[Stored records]
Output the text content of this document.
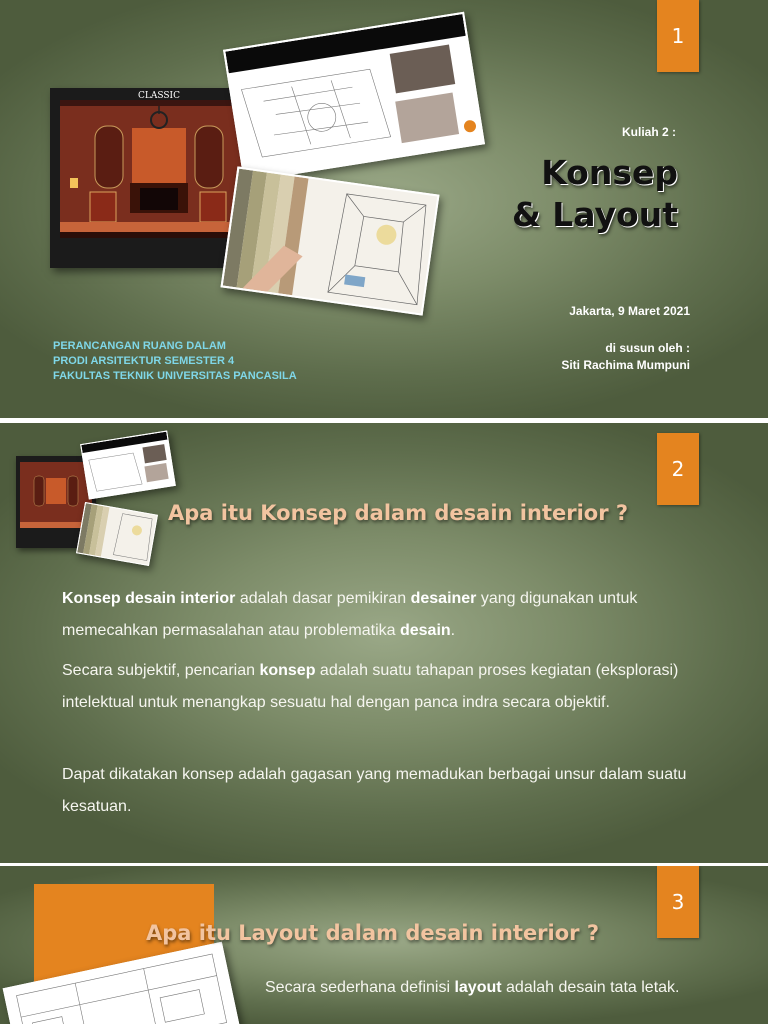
1
CLASSIC
Kuliah 2 :
Konsep
& Layout
Jakarta, 9 Maret 2021
di susun oleh :
Siti Rachima Mumpuni
PERANCANGAN RUANG DALAM
PRODI ARSITEKTUR SEMESTER 4
FAKULTAS TEKNIK UNIVERSITAS PANCASILA
2
Apa itu Konsep dalam desain interior ?
Konsep desain interior adalah dasar pemikiran desainer yang digunakan untuk memecahkan permasalahan atau problematika desain.
Secara subjektif, pencarian konsep adalah suatu tahapan proses kegiatan (eksplorasi) intelektual untuk menangkap sesuatu hal dengan panca indra secara objektif.
Dapat dikatakan konsep adalah gagasan yang memadukan berbagai unsur dalam suatu kesatuan.
3
Apa itu Layout dalam desain interior ?
Secara sederhana definisi layout adalah desain tata letak.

# INSTRUCTIONS TO FOLLOW
Except for the pictures, copy the material above exactly.

# EXERCISE ANSWER
Output the text content of this document.
1
CLASSIC
Kuliah 2 :
Konsep
& Layout
Jakarta, 9 Maret 2021
di susun oleh :
Siti Rachima Mumpuni
PERANCANGAN RUANG DALAM
PRODI ARSITEKTUR SEMESTER 4
FAKULTAS TEKNIK UNIVERSITAS PANCASILA
2
Apa itu Konsep dalam desain interior ?
Konsep desain interior adalah dasar pemikiran desainer yang digunakan untuk memecahkan permasalahan atau problematika desain.
Secara subjektif, pencarian konsep adalah suatu tahapan proses kegiatan (eksplorasi) intelektual untuk menangkap sesuatu hal dengan panca indra secara objektif.
Dapat dikatakan konsep adalah gagasan yang memadukan berbagai unsur dalam suatu kesatuan.
3
Apa itu Layout dalam desain interior ?
Secara sederhana definisi layout adalah desain tata letak.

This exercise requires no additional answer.